*Figure dataset records*
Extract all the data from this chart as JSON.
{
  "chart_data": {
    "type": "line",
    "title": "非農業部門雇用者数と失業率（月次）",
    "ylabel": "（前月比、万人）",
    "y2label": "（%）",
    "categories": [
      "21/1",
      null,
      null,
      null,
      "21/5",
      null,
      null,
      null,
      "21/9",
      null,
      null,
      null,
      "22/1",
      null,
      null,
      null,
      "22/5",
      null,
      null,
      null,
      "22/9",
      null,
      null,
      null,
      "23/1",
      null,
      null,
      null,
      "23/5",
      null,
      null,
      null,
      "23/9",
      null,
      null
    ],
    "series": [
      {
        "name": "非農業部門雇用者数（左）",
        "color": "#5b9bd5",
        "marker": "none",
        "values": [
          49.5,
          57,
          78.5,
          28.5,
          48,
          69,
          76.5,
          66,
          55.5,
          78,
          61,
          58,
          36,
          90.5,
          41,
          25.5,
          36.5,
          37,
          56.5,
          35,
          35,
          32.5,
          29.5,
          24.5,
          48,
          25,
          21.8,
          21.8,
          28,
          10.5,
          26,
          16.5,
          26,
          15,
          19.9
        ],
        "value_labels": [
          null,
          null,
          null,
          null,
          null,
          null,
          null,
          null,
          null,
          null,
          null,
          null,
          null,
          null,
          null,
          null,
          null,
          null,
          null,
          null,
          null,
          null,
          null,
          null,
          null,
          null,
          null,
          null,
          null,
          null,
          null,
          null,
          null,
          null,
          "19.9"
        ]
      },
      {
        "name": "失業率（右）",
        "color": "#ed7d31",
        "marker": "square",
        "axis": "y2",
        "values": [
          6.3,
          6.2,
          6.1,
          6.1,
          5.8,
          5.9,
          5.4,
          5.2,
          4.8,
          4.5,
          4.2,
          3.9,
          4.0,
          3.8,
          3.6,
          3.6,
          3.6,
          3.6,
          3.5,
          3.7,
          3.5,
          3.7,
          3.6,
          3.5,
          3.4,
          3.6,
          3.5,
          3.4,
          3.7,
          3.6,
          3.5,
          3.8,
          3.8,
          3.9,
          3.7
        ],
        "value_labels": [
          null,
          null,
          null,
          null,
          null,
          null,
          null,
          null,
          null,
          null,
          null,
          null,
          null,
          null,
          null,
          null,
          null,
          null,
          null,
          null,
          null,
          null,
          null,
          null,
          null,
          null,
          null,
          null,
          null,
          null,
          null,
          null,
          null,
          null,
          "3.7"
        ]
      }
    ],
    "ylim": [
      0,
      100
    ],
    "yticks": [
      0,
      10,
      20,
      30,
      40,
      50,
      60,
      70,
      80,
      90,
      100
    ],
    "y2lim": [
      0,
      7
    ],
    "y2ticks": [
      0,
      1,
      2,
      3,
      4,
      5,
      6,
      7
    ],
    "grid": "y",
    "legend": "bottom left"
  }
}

*SET TASK*
All of the entries above must be quoted exactly.

*CORRECT ANSWER*
Extract all the data from this chart as JSON.
{
  "chart_data": {
    "type": "line",
    "title": "非農業部門雇用者数と失業率（月次）",
    "ylabel": "（前月比、万人）",
    "y2label": "（%）",
    "categories": [
      "21/1",
      null,
      null,
      null,
      "21/5",
      null,
      null,
      null,
      "21/9",
      null,
      null,
      null,
      "22/1",
      null,
      null,
      null,
      "22/5",
      null,
      null,
      null,
      "22/9",
      null,
      null,
      null,
      "23/1",
      null,
      null,
      null,
      "23/5",
      null,
      null,
      null,
      "23/9",
      null,
      null
    ],
    "series": [
      {
        "name": "非農業部門雇用者数（左）",
        "color": "#5b9bd5",
        "marker": "none",
        "values": [
          49.5,
          57,
          78.5,
          28.5,
          48,
          69,
          76.5,
          66,
          55.5,
          78,
          61,
          58,
          36,
          90.5,
          41,
          25.5,
          36.5,
          37,
          56.5,
          35,
          35,
          32.5,
          29.5,
          24.5,
          48,
          25,
          21.8,
          21.8,
          28,
          10.5,
          26,
          16.5,
          26,
          15,
          19.9
        ],
        "value_labels": [
          null,
          null,
          null,
          null,
          null,
          null,
          null,
          null,
          null,
          null,
          null,
          null,
          null,
          null,
          null,
          null,
          null,
          null,
          null,
          null,
          null,
          null,
          null,
          null,
          null,
          null,
          null,
          null,
          null,
          null,
          null,
          null,
          null,
          null,
          "19.9"
        ]
      },
      {
        "name": "失業率（右）",
        "color": "#ed7d31",
        "marker": "square",
        "axis": "y2",
        "values": [
          6.3,
          6.2,
          6.1,
          6.1,
          5.8,
          5.9,
          5.4,
          5.2,
          4.8,
          4.5,
          4.2,
          3.9,
          4.0,
          3.8,
          3.6,
          3.6,
          3.6,
          3.6,
          3.5,
          3.7,
          3.5,
          3.7,
          3.6,
          3.5,
          3.4,
          3.6,
          3.5,
          3.4,
          3.7,
          3.6,
          3.5,
          3.8,
          3.8,
          3.9,
          3.7
        ],
        "value_labels": [
          null,
          null,
          null,
          null,
          null,
          null,
          null,
          null,
          null,
          null,
          null,
          null,
          null,
          null,
          null,
          null,
          null,
          null,
          null,
          null,
          null,
          null,
          null,
          null,
          null,
          null,
          null,
          null,
          null,
          null,
          null,
          null,
          null,
          null,
          "3.7"
        ]
      }
    ],
    "ylim": [
      0,
      100
    ],
    "yticks": [
      0,
      10,
      20,
      30,
      40,
      50,
      60,
      70,
      80,
      90,
      100
    ],
    "y2lim": [
      0,
      7
    ],
    "y2ticks": [
      0,
      1,
      2,
      3,
      4,
      5,
      6,
      7
    ],
    "grid": "y",
    "legend": "bottom left"
  }
}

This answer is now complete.